[GOAL OF THE EXERCISE] Repeat all of the records verbatim.

● ● ● ● ● ● ●

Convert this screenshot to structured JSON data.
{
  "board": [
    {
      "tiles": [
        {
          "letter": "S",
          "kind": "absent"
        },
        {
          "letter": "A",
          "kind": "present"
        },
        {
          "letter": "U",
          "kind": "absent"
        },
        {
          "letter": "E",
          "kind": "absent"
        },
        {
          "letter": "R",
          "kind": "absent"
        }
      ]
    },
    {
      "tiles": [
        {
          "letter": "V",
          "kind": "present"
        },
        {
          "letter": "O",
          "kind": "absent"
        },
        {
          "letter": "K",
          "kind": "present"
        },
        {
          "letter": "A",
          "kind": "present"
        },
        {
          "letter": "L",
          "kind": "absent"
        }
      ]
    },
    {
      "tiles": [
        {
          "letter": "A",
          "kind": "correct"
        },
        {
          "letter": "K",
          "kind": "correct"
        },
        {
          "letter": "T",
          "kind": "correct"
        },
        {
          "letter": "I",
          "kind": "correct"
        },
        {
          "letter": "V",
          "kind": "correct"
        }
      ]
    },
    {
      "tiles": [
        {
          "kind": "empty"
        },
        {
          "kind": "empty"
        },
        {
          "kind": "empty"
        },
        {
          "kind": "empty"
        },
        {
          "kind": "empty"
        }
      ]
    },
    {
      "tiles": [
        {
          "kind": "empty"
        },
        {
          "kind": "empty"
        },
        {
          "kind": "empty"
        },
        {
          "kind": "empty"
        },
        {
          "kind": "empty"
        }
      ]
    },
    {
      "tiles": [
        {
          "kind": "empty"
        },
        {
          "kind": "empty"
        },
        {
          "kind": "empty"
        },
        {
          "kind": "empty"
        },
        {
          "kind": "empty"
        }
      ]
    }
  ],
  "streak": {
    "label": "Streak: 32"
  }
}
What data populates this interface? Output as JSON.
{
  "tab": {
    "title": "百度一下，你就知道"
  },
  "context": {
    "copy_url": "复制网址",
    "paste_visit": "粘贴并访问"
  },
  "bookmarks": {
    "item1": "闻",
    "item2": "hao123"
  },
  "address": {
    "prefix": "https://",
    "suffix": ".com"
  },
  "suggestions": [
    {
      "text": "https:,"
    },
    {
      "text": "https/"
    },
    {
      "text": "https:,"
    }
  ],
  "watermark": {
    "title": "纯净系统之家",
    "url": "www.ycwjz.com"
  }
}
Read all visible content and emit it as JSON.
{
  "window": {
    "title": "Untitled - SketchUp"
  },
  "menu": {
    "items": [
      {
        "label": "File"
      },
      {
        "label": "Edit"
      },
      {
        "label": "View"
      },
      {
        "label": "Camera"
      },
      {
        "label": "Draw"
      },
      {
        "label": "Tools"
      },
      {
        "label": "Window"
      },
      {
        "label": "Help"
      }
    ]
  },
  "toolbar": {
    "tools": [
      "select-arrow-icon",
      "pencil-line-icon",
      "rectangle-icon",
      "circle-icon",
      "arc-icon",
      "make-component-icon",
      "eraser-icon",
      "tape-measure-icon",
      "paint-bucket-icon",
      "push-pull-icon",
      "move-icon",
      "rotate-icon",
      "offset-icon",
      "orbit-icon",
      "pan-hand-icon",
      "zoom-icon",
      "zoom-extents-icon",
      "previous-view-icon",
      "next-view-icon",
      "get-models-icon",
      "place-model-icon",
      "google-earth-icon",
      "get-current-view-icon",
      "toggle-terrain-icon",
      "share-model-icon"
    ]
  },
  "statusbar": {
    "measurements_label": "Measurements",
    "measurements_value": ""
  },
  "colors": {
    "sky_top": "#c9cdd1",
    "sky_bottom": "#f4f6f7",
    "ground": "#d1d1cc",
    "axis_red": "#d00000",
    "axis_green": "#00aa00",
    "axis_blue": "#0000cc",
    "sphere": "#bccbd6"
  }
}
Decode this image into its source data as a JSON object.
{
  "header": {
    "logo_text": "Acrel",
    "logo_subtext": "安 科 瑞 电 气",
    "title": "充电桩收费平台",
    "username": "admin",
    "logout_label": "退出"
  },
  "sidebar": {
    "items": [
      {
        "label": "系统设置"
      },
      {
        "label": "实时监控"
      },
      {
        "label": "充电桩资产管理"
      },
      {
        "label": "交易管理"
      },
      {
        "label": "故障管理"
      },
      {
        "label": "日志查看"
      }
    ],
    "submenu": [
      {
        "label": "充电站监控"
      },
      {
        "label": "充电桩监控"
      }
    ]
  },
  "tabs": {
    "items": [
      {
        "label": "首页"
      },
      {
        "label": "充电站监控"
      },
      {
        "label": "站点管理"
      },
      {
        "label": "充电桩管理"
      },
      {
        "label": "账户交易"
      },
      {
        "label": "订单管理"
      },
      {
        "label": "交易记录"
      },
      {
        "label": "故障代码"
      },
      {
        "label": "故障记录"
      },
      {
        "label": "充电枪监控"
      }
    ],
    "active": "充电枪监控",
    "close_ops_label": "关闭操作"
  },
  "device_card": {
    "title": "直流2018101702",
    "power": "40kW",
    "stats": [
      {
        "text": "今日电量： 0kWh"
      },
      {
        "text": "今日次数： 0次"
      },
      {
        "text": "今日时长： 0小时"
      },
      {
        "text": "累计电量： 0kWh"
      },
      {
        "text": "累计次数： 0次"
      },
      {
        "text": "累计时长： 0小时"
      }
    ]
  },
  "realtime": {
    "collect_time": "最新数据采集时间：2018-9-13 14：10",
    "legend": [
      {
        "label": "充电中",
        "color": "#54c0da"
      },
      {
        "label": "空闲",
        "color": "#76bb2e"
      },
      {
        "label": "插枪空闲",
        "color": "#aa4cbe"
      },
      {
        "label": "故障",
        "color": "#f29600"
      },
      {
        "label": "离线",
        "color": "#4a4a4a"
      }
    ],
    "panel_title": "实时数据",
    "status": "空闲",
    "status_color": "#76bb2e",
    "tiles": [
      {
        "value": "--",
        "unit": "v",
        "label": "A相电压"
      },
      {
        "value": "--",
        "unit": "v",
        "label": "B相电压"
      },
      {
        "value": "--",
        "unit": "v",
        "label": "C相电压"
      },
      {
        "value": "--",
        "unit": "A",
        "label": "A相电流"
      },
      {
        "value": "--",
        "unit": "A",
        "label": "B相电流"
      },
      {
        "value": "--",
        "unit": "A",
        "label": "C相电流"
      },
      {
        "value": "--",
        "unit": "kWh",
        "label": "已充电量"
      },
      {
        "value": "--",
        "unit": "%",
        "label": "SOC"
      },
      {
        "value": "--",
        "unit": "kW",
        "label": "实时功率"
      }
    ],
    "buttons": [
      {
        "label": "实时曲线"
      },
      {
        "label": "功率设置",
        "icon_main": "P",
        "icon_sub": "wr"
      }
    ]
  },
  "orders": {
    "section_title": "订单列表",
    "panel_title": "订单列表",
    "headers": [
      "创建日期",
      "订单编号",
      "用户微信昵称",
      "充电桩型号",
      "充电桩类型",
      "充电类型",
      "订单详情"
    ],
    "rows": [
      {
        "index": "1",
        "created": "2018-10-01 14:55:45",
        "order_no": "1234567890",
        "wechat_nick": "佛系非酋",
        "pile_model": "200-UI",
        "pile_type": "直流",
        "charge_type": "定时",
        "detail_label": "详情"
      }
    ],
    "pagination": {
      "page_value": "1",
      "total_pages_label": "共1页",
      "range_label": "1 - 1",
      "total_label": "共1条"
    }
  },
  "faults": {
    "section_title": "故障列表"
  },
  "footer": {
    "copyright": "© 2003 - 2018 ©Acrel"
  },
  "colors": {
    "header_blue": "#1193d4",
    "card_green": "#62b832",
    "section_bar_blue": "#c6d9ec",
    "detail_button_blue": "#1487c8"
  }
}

● ● ● ● ● ● ●

[THE SOLUTION]
Convert this screenshot to structured JSON data.
{
  "board": [
    {
      "tiles": [
        {
          "letter": "S",
          "kind": "absent"
        },
        {
          "letter": "A",
          "kind": "present"
        },
        {
          "letter": "U",
          "kind": "absent"
        },
        {
          "letter": "E",
          "kind": "absent"
        },
        {
          "letter": "R",
          "kind": "absent"
        }
      ]
    },
    {
      "tiles": [
        {
          "letter": "V",
          "kind": "present"
        },
        {
          "letter": "O",
          "kind": "absent"
        },
        {
          "letter": "K",
          "kind": "present"
        },
        {
          "letter": "A",
          "kind": "present"
        },
        {
          "letter": "L",
          "kind": "absent"
        }
      ]
    },
    {
      "tiles": [
        {
          "letter": "A",
          "kind": "correct"
        },
        {
          "letter": "K",
          "kind": "correct"
        },
        {
          "letter": "T",
          "kind": "correct"
        },
        {
          "letter": "I",
          "kind": "correct"
        },
        {
          "letter": "V",
          "kind": "correct"
        }
      ]
    },
    {
      "tiles": [
        {
          "kind": "empty"
        },
        {
          "kind": "empty"
        },
        {
          "kind": "empty"
        },
        {
          "kind": "empty"
        },
        {
          "kind": "empty"
        }
      ]
    },
    {
      "tiles": [
        {
          "kind": "empty"
        },
        {
          "kind": "empty"
        },
        {
          "kind": "empty"
        },
        {
          "kind": "empty"
        },
        {
          "kind": "empty"
        }
      ]
    },
    {
      "tiles": [
        {
          "kind": "empty"
        },
        {
          "kind": "empty"
        },
        {
          "kind": "empty"
        },
        {
          "kind": "empty"
        },
        {
          "kind": "empty"
        }
      ]
    }
  ],
  "streak": {
    "label": "Streak: 32"
  }
}
What data populates this interface? Output as JSON.
{
  "tab": {
    "title": "百度一下，你就知道"
  },
  "context": {
    "copy_url": "复制网址",
    "paste_visit": "粘贴并访问"
  },
  "bookmarks": {
    "item1": "闻",
    "item2": "hao123"
  },
  "address": {
    "prefix": "https://",
    "suffix": ".com"
  },
  "suggestions": [
    {
      "text": "https:,"
    },
    {
      "text": "https/"
    },
    {
      "text": "https:,"
    }
  ],
  "watermark": {
    "title": "纯净系统之家",
    "url": "www.ycwjz.com"
  }
}
Read all visible content and emit it as JSON.
{
  "window": {
    "title": "Untitled - SketchUp"
  },
  "menu": {
    "items": [
      {
        "label": "File"
      },
      {
        "label": "Edit"
      },
      {
        "label": "View"
      },
      {
        "label": "Camera"
      },
      {
        "label": "Draw"
      },
      {
        "label": "Tools"
      },
      {
        "label": "Window"
      },
      {
        "label": "Help"
      }
    ]
  },
  "toolbar": {
    "tools": [
      "select-arrow-icon",
      "pencil-line-icon",
      "rectangle-icon",
      "circle-icon",
      "arc-icon",
      "make-component-icon",
      "eraser-icon",
      "tape-measure-icon",
      "paint-bucket-icon",
      "push-pull-icon",
      "move-icon",
      "rotate-icon",
      "offset-icon",
      "orbit-icon",
      "pan-hand-icon",
      "zoom-icon",
      "zoom-extents-icon",
      "previous-view-icon",
      "next-view-icon",
      "get-models-icon",
      "place-model-icon",
      "google-earth-icon",
      "get-current-view-icon",
      "toggle-terrain-icon",
      "share-model-icon"
    ]
  },
  "statusbar": {
    "measurements_label": "Measurements",
    "measurements_value": ""
  },
  "colors": {
    "sky_top": "#c9cdd1",
    "sky_bottom": "#f4f6f7",
    "ground": "#d1d1cc",
    "axis_red": "#d00000",
    "axis_green": "#00aa00",
    "axis_blue": "#0000cc",
    "sphere": "#bccbd6"
  }
}
Decode this image into its source data as a JSON object.
{
  "header": {
    "logo_text": "Acrel",
    "logo_subtext": "安 科 瑞 电 气",
    "title": "充电桩收费平台",
    "username": "admin",
    "logout_label": "退出"
  },
  "sidebar": {
    "items": [
      {
        "label": "系统设置"
      },
      {
        "label": "实时监控"
      },
      {
        "label": "充电桩资产管理"
      },
      {
        "label": "交易管理"
      },
      {
        "label": "故障管理"
      },
      {
        "label": "日志查看"
      }
    ],
    "submenu": [
      {
        "label": "充电站监控"
      },
      {
        "label": "充电桩监控"
      }
    ]
  },
  "tabs": {
    "items": [
      {
        "label": "首页"
      },
      {
        "label": "充电站监控"
      },
      {
        "label": "站点管理"
      },
      {
        "label": "充电桩管理"
      },
      {
        "label": "账户交易"
      },
      {
        "label": "订单管理"
      },
      {
        "label": "交易记录"
      },
      {
        "label": "故障代码"
      },
      {
        "label": "故障记录"
      },
      {
        "label": "充电枪监控"
      }
    ],
    "active": "充电枪监控",
    "close_ops_label": "关闭操作"
  },
  "device_card": {
    "title": "直流2018101702",
    "power": "40kW",
    "stats": [
      {
        "text": "今日电量： 0kWh"
      },
      {
        "text": "今日次数： 0次"
      },
      {
        "text": "今日时长： 0小时"
      },
      {
        "text": "累计电量： 0kWh"
      },
      {
        "text": "累计次数： 0次"
      },
      {
        "text": "累计时长： 0小时"
      }
    ]
  },
  "realtime": {
    "collect_time": "最新数据采集时间：2018-9-13 14：10",
    "legend": [
      {
        "label": "充电中",
        "color": "#54c0da"
      },
      {
        "label": "空闲",
        "color": "#76bb2e"
      },
      {
        "label": "插枪空闲",
        "color": "#aa4cbe"
      },
      {
        "label": "故障",
        "color": "#f29600"
      },
      {
        "label": "离线",
        "color": "#4a4a4a"
      }
    ],
    "panel_title": "实时数据",
    "status": "空闲",
    "status_color": "#76bb2e",
    "tiles": [
      {
        "value": "--",
        "unit": "v",
        "label": "A相电压"
      },
      {
        "value": "--",
        "unit": "v",
        "label": "B相电压"
      },
      {
        "value": "--",
        "unit": "v",
        "label": "C相电压"
      },
      {
        "value": "--",
        "unit": "A",
        "label": "A相电流"
      },
      {
        "value": "--",
        "unit": "A",
        "label": "B相电流"
      },
      {
        "value": "--",
        "unit": "A",
        "label": "C相电流"
      },
      {
        "value": "--",
        "unit": "kWh",
        "label": "已充电量"
      },
      {
        "value": "--",
        "unit": "%",
        "label": "SOC"
      },
      {
        "value": "--",
        "unit": "kW",
        "label": "实时功率"
      }
    ],
    "buttons": [
      {
        "label": "实时曲线"
      },
      {
        "label": "功率设置",
        "icon_main": "P",
        "icon_sub": "wr"
      }
    ]
  },
  "orders": {
    "section_title": "订单列表",
    "panel_title": "订单列表",
    "headers": [
      "创建日期",
      "订单编号",
      "用户微信昵称",
      "充电桩型号",
      "充电桩类型",
      "充电类型",
      "订单详情"
    ],
    "rows": [
      {
        "index": "1",
        "created": "2018-10-01 14:55:45",
        "order_no": "1234567890",
        "wechat_nick": "佛系非酋",
        "pile_model": "200-UI",
        "pile_type": "直流",
        "charge_type": "定时",
        "detail_label": "详情"
      }
    ],
    "pagination": {
      "page_value": "1",
      "total_pages_label": "共1页",
      "range_label": "1 - 1",
      "total_label": "共1条"
    }
  },
  "faults": {
    "section_title": "故障列表"
  },
  "footer": {
    "copyright": "© 2003 - 2018 ©Acrel"
  },
  "colors": {
    "header_blue": "#1193d4",
    "card_green": "#62b832",
    "section_bar_blue": "#c6d9ec",
    "detail_button_blue": "#1487c8"
  }
}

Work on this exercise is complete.